_WORK TO DO:_
Begin at the line that contains "What's the underlying" and reproduce it along with every line after it to the end of the listing; skip any pictures.

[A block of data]
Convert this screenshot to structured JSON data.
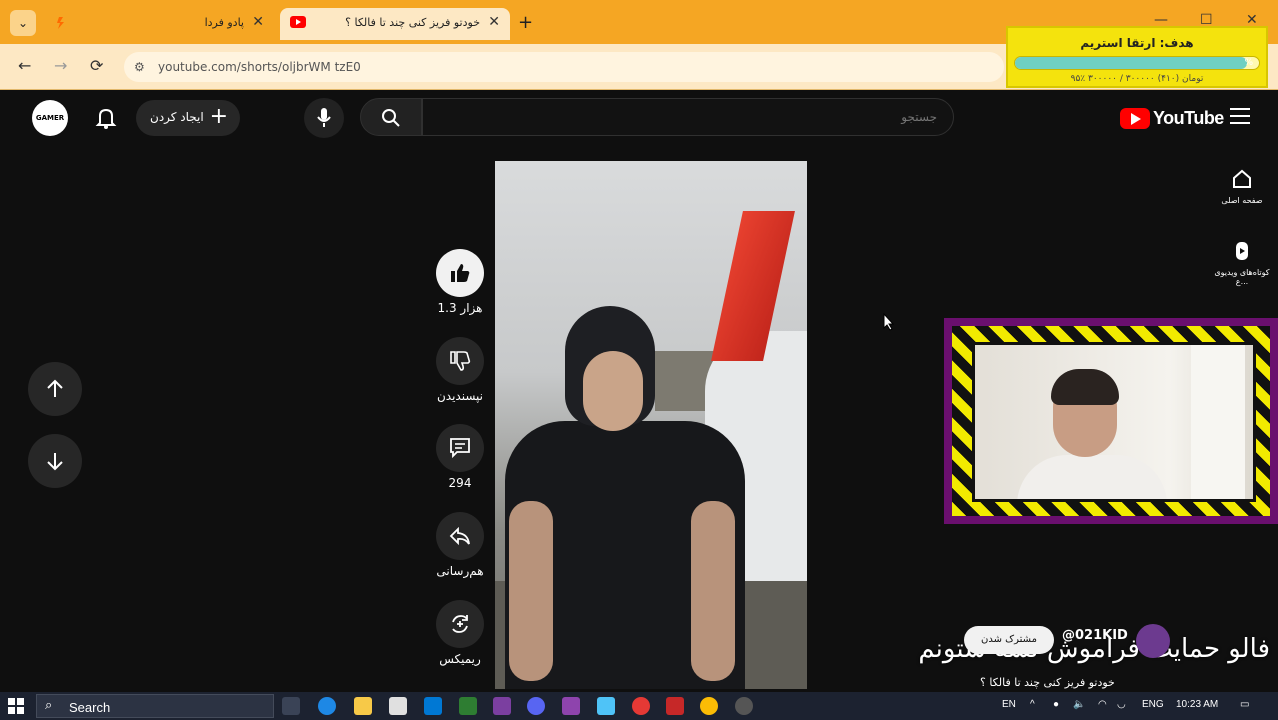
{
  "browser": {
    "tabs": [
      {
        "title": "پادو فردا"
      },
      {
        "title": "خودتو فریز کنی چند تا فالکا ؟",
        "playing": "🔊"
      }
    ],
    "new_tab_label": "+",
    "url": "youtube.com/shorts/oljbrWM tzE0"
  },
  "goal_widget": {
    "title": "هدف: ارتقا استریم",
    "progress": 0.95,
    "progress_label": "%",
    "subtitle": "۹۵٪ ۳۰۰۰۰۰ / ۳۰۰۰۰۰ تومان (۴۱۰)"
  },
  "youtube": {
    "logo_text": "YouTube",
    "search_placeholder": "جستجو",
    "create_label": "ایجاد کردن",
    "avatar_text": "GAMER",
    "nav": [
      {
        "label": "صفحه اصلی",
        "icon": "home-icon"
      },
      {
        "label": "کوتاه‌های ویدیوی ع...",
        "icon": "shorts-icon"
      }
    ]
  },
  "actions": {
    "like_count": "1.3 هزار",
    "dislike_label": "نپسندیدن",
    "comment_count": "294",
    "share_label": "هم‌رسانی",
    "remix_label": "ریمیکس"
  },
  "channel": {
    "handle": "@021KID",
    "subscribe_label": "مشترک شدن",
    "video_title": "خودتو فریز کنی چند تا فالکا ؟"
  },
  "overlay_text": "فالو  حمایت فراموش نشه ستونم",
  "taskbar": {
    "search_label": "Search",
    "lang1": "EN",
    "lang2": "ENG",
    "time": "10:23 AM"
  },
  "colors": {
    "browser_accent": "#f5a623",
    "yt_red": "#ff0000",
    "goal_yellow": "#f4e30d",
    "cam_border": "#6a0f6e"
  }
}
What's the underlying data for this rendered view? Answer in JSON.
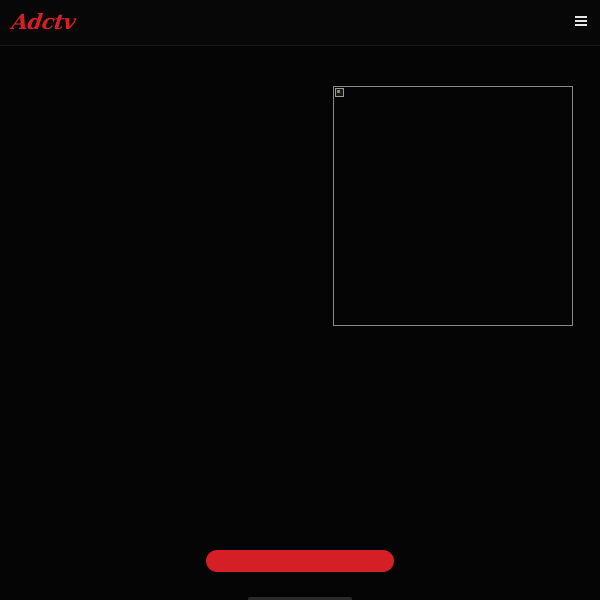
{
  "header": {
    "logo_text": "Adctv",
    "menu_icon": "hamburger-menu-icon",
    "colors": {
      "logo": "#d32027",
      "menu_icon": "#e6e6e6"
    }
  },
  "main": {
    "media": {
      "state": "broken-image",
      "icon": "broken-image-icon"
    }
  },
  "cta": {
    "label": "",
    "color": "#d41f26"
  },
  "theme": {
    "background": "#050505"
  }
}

_THE RESPONSE:_
What's the underlying data for this rendered view? Answer in JSON.
{
  "header": {
    "logo_text": "Adctv",
    "menu_icon": "hamburger-menu-icon",
    "colors": {
      "logo": "#d32027",
      "menu_icon": "#e6e6e6"
    }
  },
  "main": {
    "media": {
      "state": "broken-image",
      "icon": "broken-image-icon"
    }
  },
  "cta": {
    "label": "",
    "color": "#d41f26"
  },
  "theme": {
    "background": "#050505"
  }
}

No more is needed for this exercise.